## Your goal
Repeat each line exactly as it is written.

## Dataset records

___

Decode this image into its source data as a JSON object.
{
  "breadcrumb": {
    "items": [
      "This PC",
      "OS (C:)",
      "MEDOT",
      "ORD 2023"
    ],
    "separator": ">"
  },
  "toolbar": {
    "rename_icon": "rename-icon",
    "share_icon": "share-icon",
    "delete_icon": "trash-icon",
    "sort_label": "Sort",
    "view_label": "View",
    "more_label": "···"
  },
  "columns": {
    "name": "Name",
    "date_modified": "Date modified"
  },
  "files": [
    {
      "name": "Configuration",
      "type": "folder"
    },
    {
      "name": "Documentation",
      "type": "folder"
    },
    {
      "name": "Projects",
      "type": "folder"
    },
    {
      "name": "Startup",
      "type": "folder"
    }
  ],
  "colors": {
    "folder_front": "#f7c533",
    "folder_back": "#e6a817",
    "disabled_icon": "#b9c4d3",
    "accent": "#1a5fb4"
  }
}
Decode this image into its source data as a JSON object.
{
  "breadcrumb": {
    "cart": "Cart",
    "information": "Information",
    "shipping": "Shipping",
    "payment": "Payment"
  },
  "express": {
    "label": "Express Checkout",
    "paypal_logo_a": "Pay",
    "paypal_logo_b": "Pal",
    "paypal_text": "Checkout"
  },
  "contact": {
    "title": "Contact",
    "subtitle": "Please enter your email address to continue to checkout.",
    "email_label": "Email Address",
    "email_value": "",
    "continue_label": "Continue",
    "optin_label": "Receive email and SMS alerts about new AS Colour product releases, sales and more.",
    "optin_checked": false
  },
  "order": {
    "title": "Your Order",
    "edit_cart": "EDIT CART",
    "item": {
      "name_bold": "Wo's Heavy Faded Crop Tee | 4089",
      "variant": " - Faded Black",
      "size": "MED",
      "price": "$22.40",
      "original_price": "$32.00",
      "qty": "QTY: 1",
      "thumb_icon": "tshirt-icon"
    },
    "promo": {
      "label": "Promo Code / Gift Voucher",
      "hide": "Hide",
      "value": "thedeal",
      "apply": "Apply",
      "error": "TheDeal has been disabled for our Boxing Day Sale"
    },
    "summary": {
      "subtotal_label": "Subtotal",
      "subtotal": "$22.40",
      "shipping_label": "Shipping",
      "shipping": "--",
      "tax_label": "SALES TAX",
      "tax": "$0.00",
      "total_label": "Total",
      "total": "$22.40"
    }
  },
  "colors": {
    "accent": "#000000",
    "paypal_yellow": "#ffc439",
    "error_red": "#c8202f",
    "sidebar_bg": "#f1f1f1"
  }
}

___

## Exercise solution
Decode this image into its source data as a JSON object.
{
  "breadcrumb": {
    "items": [
      "This PC",
      "OS (C:)",
      "MEDOT",
      "ORD 2023"
    ],
    "separator": ">"
  },
  "toolbar": {
    "rename_icon": "rename-icon",
    "share_icon": "share-icon",
    "delete_icon": "trash-icon",
    "sort_label": "Sort",
    "view_label": "View",
    "more_label": "···"
  },
  "columns": {
    "name": "Name",
    "date_modified": "Date modified"
  },
  "files": [
    {
      "name": "Configuration",
      "type": "folder"
    },
    {
      "name": "Documentation",
      "type": "folder"
    },
    {
      "name": "Projects",
      "type": "folder"
    },
    {
      "name": "Startup",
      "type": "folder"
    }
  ],
  "colors": {
    "folder_front": "#f7c533",
    "folder_back": "#e6a817",
    "disabled_icon": "#b9c4d3",
    "accent": "#1a5fb4"
  }
}
Decode this image into its source data as a JSON object.
{
  "breadcrumb": {
    "cart": "Cart",
    "information": "Information",
    "shipping": "Shipping",
    "payment": "Payment"
  },
  "express": {
    "label": "Express Checkout",
    "paypal_logo_a": "Pay",
    "paypal_logo_b": "Pal",
    "paypal_text": "Checkout"
  },
  "contact": {
    "title": "Contact",
    "subtitle": "Please enter your email address to continue to checkout.",
    "email_label": "Email Address",
    "email_value": "",
    "continue_label": "Continue",
    "optin_label": "Receive email and SMS alerts about new AS Colour product releases, sales and more.",
    "optin_checked": false
  },
  "order": {
    "title": "Your Order",
    "edit_cart": "EDIT CART",
    "item": {
      "name_bold": "Wo's Heavy Faded Crop Tee | 4089",
      "variant": " - Faded Black",
      "size": "MED",
      "price": "$22.40",
      "original_price": "$32.00",
      "qty": "QTY: 1",
      "thumb_icon": "tshirt-icon"
    },
    "promo": {
      "label": "Promo Code / Gift Voucher",
      "hide": "Hide",
      "value": "thedeal",
      "apply": "Apply",
      "error": "TheDeal has been disabled for our Boxing Day Sale"
    },
    "summary": {
      "subtotal_label": "Subtotal",
      "subtotal": "$22.40",
      "shipping_label": "Shipping",
      "shipping": "--",
      "tax_label": "SALES TAX",
      "tax": "$0.00",
      "total_label": "Total",
      "total": "$22.40"
    }
  },
  "colors": {
    "accent": "#000000",
    "paypal_yellow": "#ffc439",
    "error_red": "#c8202f",
    "sidebar_bg": "#f1f1f1"
  }
}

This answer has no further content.